Listing:
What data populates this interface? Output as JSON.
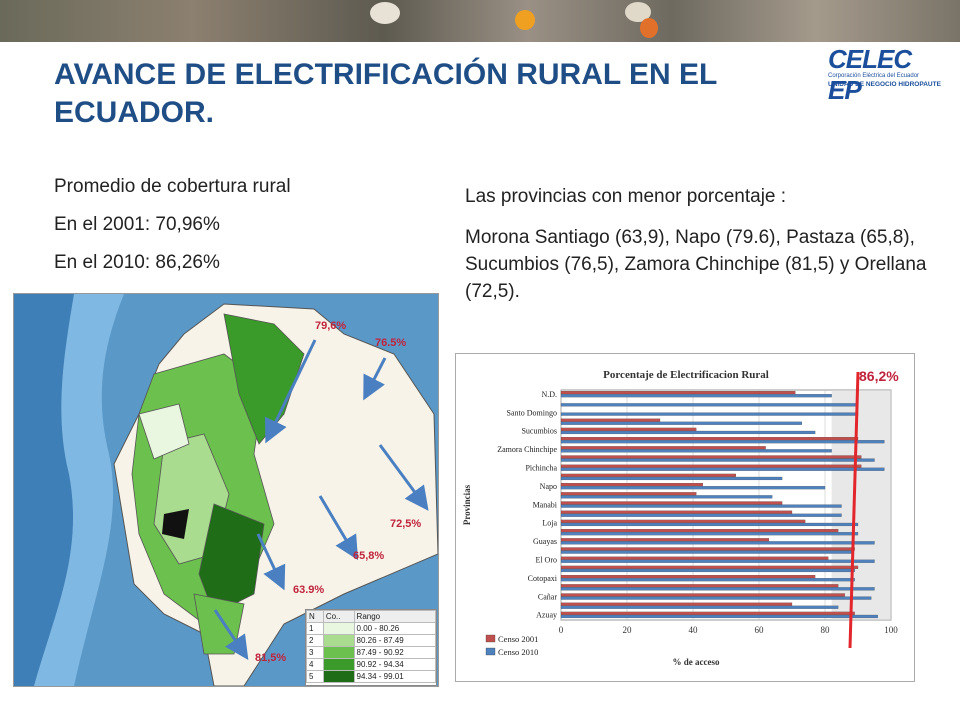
{
  "logo": {
    "name": "CELEC EP",
    "line1": "Corporación Eléctrica del Ecuador",
    "line2": "UNIDAD DE NEGOCIO HIDROPAUTE"
  },
  "title": "AVANCE DE ELECTRIFICACIÓN RURAL EN EL ECUADOR.",
  "left_text": [
    "Promedio de cobertura rural",
    "En el 2001: 70,96%",
    "En el 2010: 86,26%"
  ],
  "right_text": {
    "line1": "Las provincias con menor porcentaje :",
    "line2": "Morona Santiago (63,9), Napo (79.6), Pastaza (65,8), Sucumbios (76,5), Zamora Chinchipe (81,5)  y Orellana (72,5)."
  },
  "map_labels": [
    "79,6%",
    "76.5%",
    "72,5%",
    "65,8%",
    "63.9%",
    "81,5%"
  ],
  "map_legend": {
    "headers": [
      "N",
      "Co..",
      "Rango"
    ],
    "rows": [
      {
        "n": "1",
        "range": "0.00 - 80.26",
        "color": "#e9f7e0"
      },
      {
        "n": "2",
        "range": "80.26 - 87.49",
        "color": "#a9dc8e"
      },
      {
        "n": "3",
        "range": "87.49 - 90.92",
        "color": "#6cc04e"
      },
      {
        "n": "4",
        "range": "90.92 - 94.34",
        "color": "#3a9a2a"
      },
      {
        "n": "5",
        "range": "94.34 - 99.01",
        "color": "#1f6e17"
      }
    ]
  },
  "annotation": "86,2%",
  "chart_data": {
    "type": "bar",
    "orientation": "horizontal",
    "title": "Porcentaje de Electrificacion Rural",
    "xlabel": "% de acceso",
    "ylabel": "Provincias",
    "xlim": [
      0,
      100
    ],
    "xticks": [
      "0",
      "20",
      "40",
      "60",
      "80",
      "100"
    ],
    "categories": [
      "N.D.",
      "",
      "Santo Domingo",
      "",
      "Sucumbios",
      "",
      "Zamora Chinchipe",
      "",
      "Pichincha",
      "",
      "Napo",
      "",
      "Manabi",
      "",
      "Loja",
      "",
      "Guayas",
      "",
      "El Oro",
      "",
      "Cotopaxi",
      "",
      "Cañar",
      "",
      "Azuay"
    ],
    "category_labels_shown": [
      "N.D.",
      "Santo Domingo",
      "Sucumbios",
      "Zamora Chinchipe",
      "Pichincha",
      "Napo",
      "Manabi",
      "Loja",
      "Guayas",
      "El Oro",
      "Cotopaxi",
      "Cañar",
      "Azuay"
    ],
    "series": [
      {
        "name": "Censo 2001",
        "color": "#c0504d",
        "values": [
          71,
          0,
          0,
          30,
          41,
          90,
          62,
          91,
          91,
          53,
          43,
          41,
          67,
          70,
          74,
          84,
          63,
          89,
          81,
          90,
          77,
          84,
          86,
          70,
          89
        ]
      },
      {
        "name": "Censo 2010",
        "color": "#4f81bd",
        "values": [
          82,
          90,
          90,
          73,
          77,
          98,
          82,
          95,
          98,
          67,
          80,
          64,
          85,
          85,
          90,
          90,
          95,
          88,
          95,
          89,
          89,
          95,
          94,
          84,
          96
        ]
      }
    ],
    "legend_position": "bottom-left",
    "grid": true
  }
}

Exercise: Leave out the pictures and output every record above precisely as given.

Solution to this task:
What data populates this interface? Output as JSON.
{
  "logo": {
    "name": "CELEC EP",
    "line1": "Corporación Eléctrica del Ecuador",
    "line2": "UNIDAD DE NEGOCIO HIDROPAUTE"
  },
  "title": "AVANCE DE ELECTRIFICACIÓN RURAL EN EL ECUADOR.",
  "left_text": [
    "Promedio de cobertura rural",
    "En el 2001: 70,96%",
    "En el 2010: 86,26%"
  ],
  "right_text": {
    "line1": "Las provincias con menor porcentaje :",
    "line2": "Morona Santiago (63,9), Napo (79.6), Pastaza (65,8), Sucumbios (76,5), Zamora Chinchipe (81,5)  y Orellana (72,5)."
  },
  "map_labels": [
    "79,6%",
    "76.5%",
    "72,5%",
    "65,8%",
    "63.9%",
    "81,5%"
  ],
  "map_legend": {
    "headers": [
      "N",
      "Co..",
      "Rango"
    ],
    "rows": [
      {
        "n": "1",
        "range": "0.00 - 80.26",
        "color": "#e9f7e0"
      },
      {
        "n": "2",
        "range": "80.26 - 87.49",
        "color": "#a9dc8e"
      },
      {
        "n": "3",
        "range": "87.49 - 90.92",
        "color": "#6cc04e"
      },
      {
        "n": "4",
        "range": "90.92 - 94.34",
        "color": "#3a9a2a"
      },
      {
        "n": "5",
        "range": "94.34 - 99.01",
        "color": "#1f6e17"
      }
    ]
  },
  "annotation": "86,2%",
  "chart_data": {
    "type": "bar",
    "orientation": "horizontal",
    "title": "Porcentaje de Electrificacion Rural",
    "xlabel": "% de acceso",
    "ylabel": "Provincias",
    "xlim": [
      0,
      100
    ],
    "xticks": [
      "0",
      "20",
      "40",
      "60",
      "80",
      "100"
    ],
    "categories": [
      "N.D.",
      "",
      "Santo Domingo",
      "",
      "Sucumbios",
      "",
      "Zamora Chinchipe",
      "",
      "Pichincha",
      "",
      "Napo",
      "",
      "Manabi",
      "",
      "Loja",
      "",
      "Guayas",
      "",
      "El Oro",
      "",
      "Cotopaxi",
      "",
      "Cañar",
      "",
      "Azuay"
    ],
    "category_labels_shown": [
      "N.D.",
      "Santo Domingo",
      "Sucumbios",
      "Zamora Chinchipe",
      "Pichincha",
      "Napo",
      "Manabi",
      "Loja",
      "Guayas",
      "El Oro",
      "Cotopaxi",
      "Cañar",
      "Azuay"
    ],
    "series": [
      {
        "name": "Censo 2001",
        "color": "#c0504d",
        "values": [
          71,
          0,
          0,
          30,
          41,
          90,
          62,
          91,
          91,
          53,
          43,
          41,
          67,
          70,
          74,
          84,
          63,
          89,
          81,
          90,
          77,
          84,
          86,
          70,
          89
        ]
      },
      {
        "name": "Censo 2010",
        "color": "#4f81bd",
        "values": [
          82,
          90,
          90,
          73,
          77,
          98,
          82,
          95,
          98,
          67,
          80,
          64,
          85,
          85,
          90,
          90,
          95,
          88,
          95,
          89,
          89,
          95,
          94,
          84,
          96
        ]
      }
    ],
    "legend_position": "bottom-left",
    "grid": true
  }
}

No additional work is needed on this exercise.